── Exercise materials ──
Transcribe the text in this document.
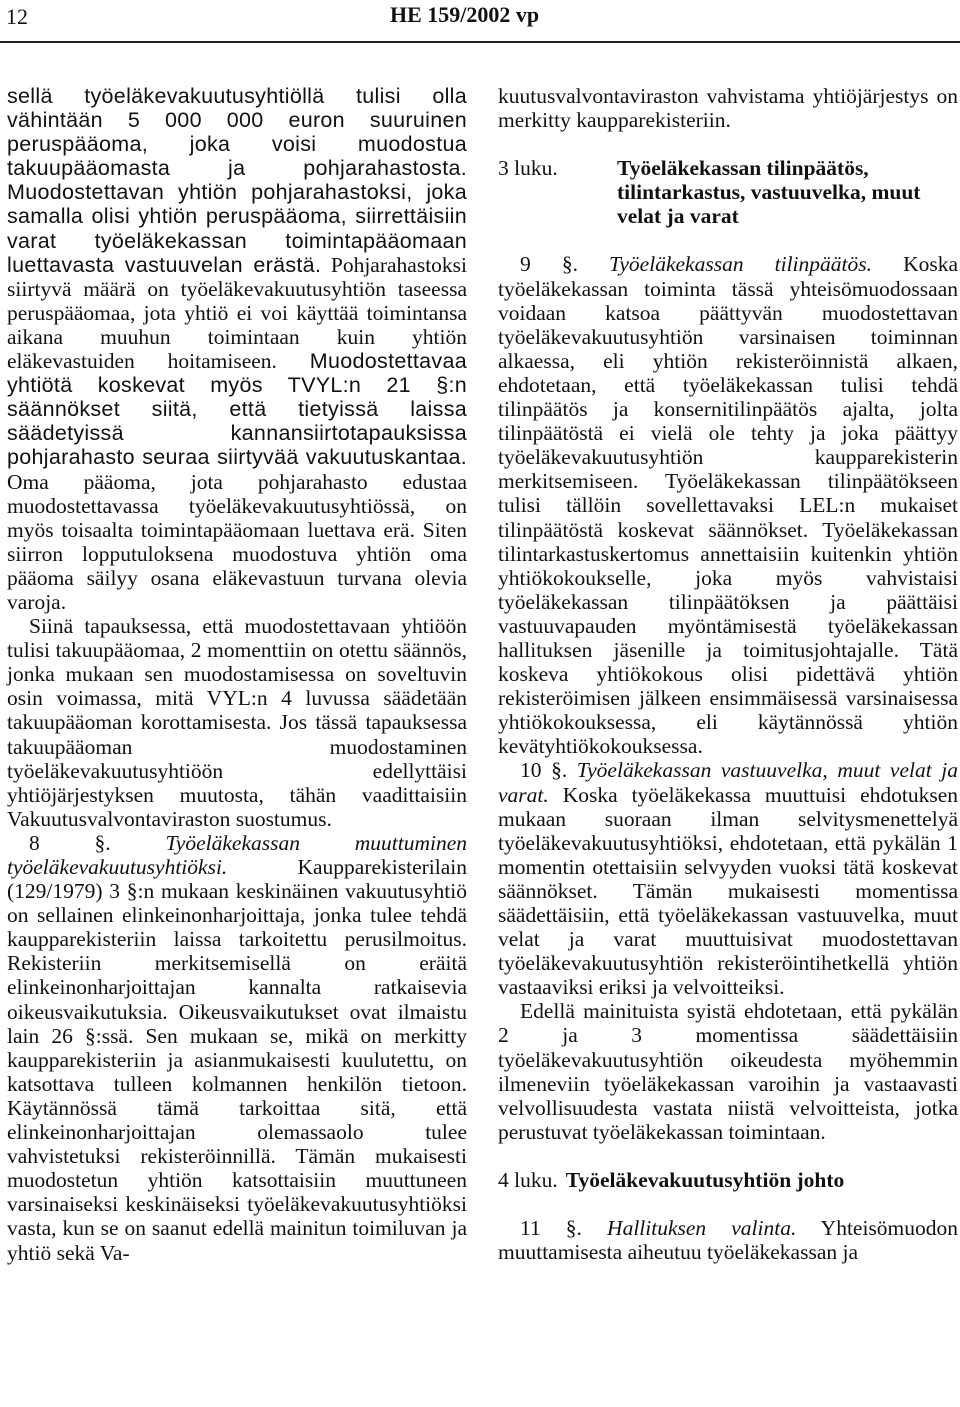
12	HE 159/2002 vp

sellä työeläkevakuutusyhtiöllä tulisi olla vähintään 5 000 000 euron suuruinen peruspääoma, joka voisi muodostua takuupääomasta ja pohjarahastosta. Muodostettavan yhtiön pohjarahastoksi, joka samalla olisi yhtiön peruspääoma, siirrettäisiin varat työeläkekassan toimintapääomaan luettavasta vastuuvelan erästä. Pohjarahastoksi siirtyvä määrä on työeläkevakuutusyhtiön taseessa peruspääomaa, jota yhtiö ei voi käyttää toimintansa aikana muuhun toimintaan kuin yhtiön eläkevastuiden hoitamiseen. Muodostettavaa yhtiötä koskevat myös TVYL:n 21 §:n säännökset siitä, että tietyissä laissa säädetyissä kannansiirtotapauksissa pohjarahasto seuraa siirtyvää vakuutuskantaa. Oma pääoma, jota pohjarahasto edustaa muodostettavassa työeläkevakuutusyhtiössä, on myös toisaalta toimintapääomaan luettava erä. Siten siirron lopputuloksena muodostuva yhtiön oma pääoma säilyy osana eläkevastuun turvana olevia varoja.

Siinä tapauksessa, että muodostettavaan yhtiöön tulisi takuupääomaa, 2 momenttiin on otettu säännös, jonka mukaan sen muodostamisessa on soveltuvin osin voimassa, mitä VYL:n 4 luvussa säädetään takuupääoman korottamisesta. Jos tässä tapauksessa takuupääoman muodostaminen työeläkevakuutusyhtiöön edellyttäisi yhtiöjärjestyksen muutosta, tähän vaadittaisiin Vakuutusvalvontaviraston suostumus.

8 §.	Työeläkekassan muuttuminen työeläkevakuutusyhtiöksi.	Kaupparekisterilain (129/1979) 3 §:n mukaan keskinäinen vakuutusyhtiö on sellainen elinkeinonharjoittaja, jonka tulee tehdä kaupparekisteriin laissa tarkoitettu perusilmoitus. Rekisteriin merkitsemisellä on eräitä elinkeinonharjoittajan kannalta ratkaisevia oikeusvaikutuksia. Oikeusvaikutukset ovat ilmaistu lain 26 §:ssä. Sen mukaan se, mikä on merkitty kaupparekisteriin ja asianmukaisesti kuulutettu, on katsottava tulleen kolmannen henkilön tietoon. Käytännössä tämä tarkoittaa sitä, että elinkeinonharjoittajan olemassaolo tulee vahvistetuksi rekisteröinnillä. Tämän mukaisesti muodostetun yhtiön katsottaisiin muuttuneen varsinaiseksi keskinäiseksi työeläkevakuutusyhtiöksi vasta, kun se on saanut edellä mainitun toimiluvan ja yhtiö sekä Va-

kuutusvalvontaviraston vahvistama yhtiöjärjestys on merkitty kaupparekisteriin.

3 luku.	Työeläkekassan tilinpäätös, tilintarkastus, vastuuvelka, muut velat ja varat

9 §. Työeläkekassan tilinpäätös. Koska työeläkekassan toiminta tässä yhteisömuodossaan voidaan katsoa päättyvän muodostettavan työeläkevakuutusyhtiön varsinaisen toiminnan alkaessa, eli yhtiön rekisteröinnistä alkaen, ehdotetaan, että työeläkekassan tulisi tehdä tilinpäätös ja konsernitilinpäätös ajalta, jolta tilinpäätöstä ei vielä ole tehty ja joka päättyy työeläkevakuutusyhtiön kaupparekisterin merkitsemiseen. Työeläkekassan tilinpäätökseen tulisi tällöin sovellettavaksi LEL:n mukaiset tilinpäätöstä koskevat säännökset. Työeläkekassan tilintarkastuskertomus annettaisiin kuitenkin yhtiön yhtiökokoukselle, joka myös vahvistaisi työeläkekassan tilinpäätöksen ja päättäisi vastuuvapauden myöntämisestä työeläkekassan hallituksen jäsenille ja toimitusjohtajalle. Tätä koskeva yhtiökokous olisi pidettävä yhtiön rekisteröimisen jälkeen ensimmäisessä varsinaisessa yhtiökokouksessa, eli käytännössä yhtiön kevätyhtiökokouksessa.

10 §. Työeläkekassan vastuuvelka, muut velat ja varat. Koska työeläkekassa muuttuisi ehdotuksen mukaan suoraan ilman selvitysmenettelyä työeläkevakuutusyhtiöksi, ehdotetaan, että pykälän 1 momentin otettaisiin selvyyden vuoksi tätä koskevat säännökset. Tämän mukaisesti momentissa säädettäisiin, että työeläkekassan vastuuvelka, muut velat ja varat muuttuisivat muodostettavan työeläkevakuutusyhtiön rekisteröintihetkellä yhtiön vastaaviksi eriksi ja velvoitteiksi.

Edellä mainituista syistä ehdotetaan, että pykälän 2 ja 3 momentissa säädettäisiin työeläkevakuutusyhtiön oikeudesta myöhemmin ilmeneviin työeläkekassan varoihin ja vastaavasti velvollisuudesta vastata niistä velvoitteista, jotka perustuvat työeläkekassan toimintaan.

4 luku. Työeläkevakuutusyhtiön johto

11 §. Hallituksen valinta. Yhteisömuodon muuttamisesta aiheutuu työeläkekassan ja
───
To be done –
Identify each line in the records above containing the word "luku"; copy those lines.

Result of the exercise –
3 luku.	Työeläkekassan tilinpäätös, tilintarkastus, vastuuvelka, muut velat ja varat
4 luku. Työeläkevakuutusyhtiön johto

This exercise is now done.